EXERCICE BREF 1
Fournissez sous forme de liste JSON de chaînes les lignes du premier bloc, depuis celle qui contient "What elements are" jusqu'à celle qui contient "candle-body — [594, 150, 598, 179]", toutes deux comprises, à raison d'une chaîne par ligne et sans les lignes vides.

+---+

Nul n’est dupe : il se trame une très grande transformation du monde du travail, où l’intelligence émotionnelle, la morale, l’éthique et l’horizontalité sont au cœur des attentes. Les leaders qui n’en prennent pas la mesure manquent terriblement de vision. Car c’est tout un pan de la création de valeur qui est menacé. Au même titre que l’environnement, les inégalités salariales au sein de l’entreprise pourraient bien devenir un risque majeur de réputation.
Aussi talentueux, audacieux et énergique soit Carlos Tavares, le DG de Stellantis – qui a transformé un PSA alors exsangue en un mastodonte de l’automobile multinational et hyper rentable –, ne s’est pas du tout montré exemplaire lorsqu’il s’est agi de justifier sa rémunération stratosphérique (la plus haute du CAC 40) de 36,5 millions d’euros pour la seule année 2023. Dont 2 millions d’euros de rémunération fixe, presque 6 millions d’euros de bonus variable (corrélé aux critères de performance) et d’attributions d’actions gratuites, des primes (dont une de 10 millions d’euros pour la transformation du groupe après la fusion de PSA et Fiat Chrysler en 2021), des jetons de présence, des avantages en nature, des stock-options, etc.
518 fois le salaire moyen chez Stellantis
36,5 millions d’euros, c’est 13 millions de plus qu’en 2022. En 2021, année de la fusion, la rémunération de Carlos Tavares avait bondi à 19,2 millions d’euros selon Stellantis – mais à 66 millions d’euros selon les calculs de Phitrust basés sur l’AFEP-Medef et l’AMF –, ce qui avait alors suscité une polémique jusqu’au sommet de l’État : le candidat-président Emmanuel Macron avait jugé « choquante » et « excessive » la rémunération de Carlos Tavarez et s’était alors prononcé pour des plafonds de rémunération… au niveau de l’Union européenne : un vœu pieux...
C’est aussi 10 fois plus qu’il y a 10 ans, quand l’ingénieur pur-sang de 55 ans a débarqué chez le groupe PSA, après avoir quitté Renault (après 32 années de maison) avec fracas – il était numéro 2 et savait qu’il ne pourrait détrôner l'impitoyable Carlos Ghosn.
36,5 millions d’euros, c’est encore 1 700 fois le SMIC annuel. C’est aussi 518 fois le salaire moyen chez Stellantis (et encore, on parle ici du salaire moyen et non du salaire médian, auquel cas le ratio serait encore plus élevé).

+---+

EXERCICE BREF 2
Recopiez à l'identique le passage de l'article sur la rémunération de Carlos Tavares, depuis "C’est aussi 10" jusqu'à "encore plus élevé)." inclus.

+---+

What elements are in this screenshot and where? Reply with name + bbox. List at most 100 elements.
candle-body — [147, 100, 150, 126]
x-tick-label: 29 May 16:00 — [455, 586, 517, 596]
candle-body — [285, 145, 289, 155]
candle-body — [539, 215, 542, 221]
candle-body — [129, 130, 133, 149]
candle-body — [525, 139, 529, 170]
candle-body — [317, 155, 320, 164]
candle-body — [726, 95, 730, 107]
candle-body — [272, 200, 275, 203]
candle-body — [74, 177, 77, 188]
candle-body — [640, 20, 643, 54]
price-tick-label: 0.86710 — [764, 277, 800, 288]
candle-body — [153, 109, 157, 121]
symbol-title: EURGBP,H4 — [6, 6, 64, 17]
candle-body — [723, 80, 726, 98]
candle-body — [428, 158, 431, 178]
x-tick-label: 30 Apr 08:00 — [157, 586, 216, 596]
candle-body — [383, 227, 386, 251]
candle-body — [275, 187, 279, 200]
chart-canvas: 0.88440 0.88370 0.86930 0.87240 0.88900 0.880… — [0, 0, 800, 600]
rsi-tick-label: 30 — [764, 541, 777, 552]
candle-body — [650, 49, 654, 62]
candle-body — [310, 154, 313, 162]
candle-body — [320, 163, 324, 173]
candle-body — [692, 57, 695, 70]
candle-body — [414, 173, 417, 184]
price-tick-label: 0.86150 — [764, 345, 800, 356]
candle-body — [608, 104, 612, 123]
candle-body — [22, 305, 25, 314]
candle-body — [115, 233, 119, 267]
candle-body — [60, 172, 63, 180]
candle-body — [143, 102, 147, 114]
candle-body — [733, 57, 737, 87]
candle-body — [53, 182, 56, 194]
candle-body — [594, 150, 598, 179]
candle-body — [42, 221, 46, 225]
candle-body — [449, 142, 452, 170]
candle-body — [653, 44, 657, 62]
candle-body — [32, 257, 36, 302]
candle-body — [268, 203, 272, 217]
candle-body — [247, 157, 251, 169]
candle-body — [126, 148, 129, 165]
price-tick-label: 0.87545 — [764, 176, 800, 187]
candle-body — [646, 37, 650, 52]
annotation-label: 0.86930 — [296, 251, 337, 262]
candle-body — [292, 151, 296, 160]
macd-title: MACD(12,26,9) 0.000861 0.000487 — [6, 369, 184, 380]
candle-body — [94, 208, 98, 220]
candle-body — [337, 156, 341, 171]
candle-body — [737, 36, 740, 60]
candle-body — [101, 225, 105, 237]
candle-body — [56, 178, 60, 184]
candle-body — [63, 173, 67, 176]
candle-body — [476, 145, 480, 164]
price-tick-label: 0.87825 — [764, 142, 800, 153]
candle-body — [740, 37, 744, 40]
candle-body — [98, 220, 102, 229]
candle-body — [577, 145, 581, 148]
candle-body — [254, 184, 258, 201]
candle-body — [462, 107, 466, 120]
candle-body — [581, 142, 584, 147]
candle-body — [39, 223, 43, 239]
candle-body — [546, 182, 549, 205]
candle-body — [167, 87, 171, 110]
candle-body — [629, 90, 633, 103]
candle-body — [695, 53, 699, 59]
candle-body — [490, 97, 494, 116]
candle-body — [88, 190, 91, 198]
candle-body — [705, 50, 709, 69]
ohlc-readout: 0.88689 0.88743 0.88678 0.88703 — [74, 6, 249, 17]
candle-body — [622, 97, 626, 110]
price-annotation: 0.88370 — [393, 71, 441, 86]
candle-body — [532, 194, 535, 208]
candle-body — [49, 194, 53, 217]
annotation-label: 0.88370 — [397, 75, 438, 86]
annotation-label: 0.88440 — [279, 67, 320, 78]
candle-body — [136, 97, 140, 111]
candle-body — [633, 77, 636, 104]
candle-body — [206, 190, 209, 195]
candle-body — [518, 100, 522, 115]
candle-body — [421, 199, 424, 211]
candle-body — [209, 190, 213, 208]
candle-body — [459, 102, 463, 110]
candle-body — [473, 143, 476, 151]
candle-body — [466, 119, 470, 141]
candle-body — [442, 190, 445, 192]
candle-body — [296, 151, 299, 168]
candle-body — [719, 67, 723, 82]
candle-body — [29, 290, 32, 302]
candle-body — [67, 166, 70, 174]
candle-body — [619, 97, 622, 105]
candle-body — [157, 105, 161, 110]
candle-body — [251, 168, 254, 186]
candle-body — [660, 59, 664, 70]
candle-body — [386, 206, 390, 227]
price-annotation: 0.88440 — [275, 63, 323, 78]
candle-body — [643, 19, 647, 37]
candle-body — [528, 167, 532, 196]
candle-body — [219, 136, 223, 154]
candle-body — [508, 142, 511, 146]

+---+

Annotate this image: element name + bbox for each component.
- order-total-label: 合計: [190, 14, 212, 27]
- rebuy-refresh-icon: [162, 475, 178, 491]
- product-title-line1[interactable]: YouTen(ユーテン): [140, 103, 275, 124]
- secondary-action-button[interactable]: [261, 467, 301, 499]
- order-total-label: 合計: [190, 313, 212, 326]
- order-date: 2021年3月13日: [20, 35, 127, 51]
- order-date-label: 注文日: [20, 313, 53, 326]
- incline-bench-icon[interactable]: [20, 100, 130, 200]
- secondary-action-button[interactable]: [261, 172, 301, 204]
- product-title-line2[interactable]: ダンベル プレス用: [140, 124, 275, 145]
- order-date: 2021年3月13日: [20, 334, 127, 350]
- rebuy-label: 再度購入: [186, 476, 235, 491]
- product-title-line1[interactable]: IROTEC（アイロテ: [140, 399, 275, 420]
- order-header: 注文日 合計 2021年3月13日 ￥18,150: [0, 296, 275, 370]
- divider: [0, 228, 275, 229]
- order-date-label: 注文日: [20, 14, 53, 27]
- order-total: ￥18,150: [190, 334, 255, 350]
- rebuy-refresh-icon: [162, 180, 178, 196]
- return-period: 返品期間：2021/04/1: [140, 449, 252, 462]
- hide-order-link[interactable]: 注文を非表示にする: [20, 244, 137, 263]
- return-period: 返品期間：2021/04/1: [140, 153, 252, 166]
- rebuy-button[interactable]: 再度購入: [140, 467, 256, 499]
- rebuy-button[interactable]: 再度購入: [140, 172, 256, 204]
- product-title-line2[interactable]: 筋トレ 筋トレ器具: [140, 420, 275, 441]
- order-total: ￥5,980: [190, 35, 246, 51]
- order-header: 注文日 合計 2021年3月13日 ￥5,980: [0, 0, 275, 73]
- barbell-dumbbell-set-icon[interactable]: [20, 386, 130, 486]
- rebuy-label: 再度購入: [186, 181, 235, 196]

+---+

RÉPONSE INTÉGRALE 1
[
  "What elements are in this screenshot and where? Reply with name + bbox. List at most 100 elements.",
  "candle-body — [147, 100, 150, 126]",
  "x-tick-label: 29 May 16:00 — [455, 586, 517, 596]",
  "candle-body — [285, 145, 289, 155]",
  "candle-body — [539, 215, 542, 221]",
  "candle-body — [129, 130, 133, 149]",
  "candle-body — [525, 139, 529, 170]",
  "candle-body — [317, 155, 320, 164]",
  "candle-body — [726, 95, 730, 107]",
  "candle-body — [272, 200, 275, 203]",
  "candle-body — [74, 177, 77, 188]",
  "candle-body — [640, 20, 643, 54]",
  "price-tick-label: 0.86710 — [764, 277, 800, 288]",
  "candle-body — [153, 109, 157, 121]",
  "symbol-title: EURGBP,H4 — [6, 6, 64, 17]",
  "candle-body — [723, 80, 726, 98]",
  "candle-body — [428, 158, 431, 178]",
  "x-tick-label: 30 Apr 08:00 — [157, 586, 216, 596]",
  "candle-body — [383, 227, 386, 251]",
  "candle-body — [275, 187, 279, 200]",
  "chart-canvas: 0.88440 0.88370 0.86930 0.87240 0.88900 0.880… — [0, 0, 800, 600]",
  "rsi-tick-label: 30 — [764, 541, 777, 552]",
  "candle-body — [650, 49, 654, 62]",
  "candle-body — [310, 154, 313, 162]",
  "candle-body — [320, 163, 324, 173]",
  "candle-body — [692, 57, 695, 70]",
  "candle-body — [414, 173, 417, 184]",
  "price-tick-label: 0.86150 — [764, 345, 800, 356]",
  "candle-body — [608, 104, 612, 123]",
  "candle-body — [22, 305, 25, 314]",
  "candle-body — [115, 233, 119, 267]",
  "candle-body — [60, 172, 63, 180]",
  "candle-body — [143, 102, 147, 114]",
  "candle-body — [733, 57, 737, 87]",
  "candle-body — [53, 182, 56, 194]",
  "candle-body — [594, 150, 598, 179]"
]

RÉPONSE INTÉGRALE 2
C’est aussi 10 fois plus qu’il y a 10 ans, quand l’ingénieur pur-sang de 55 ans a débarqué chez le groupe PSA, après avoir quitté Renault (après 32 années de maison) avec fracas – il était numéro 2 et savait qu’il ne pourrait détrôner l'impitoyable Carlos Ghosn.
36,5 millions d’euros, c’est encore 1 700 fois le SMIC annuel. C’est aussi 518 fois le salaire moyen chez Stellantis (et encore, on parle ici du salaire moyen et non du salaire médian, auquel cas le ratio serait encore plus élevé).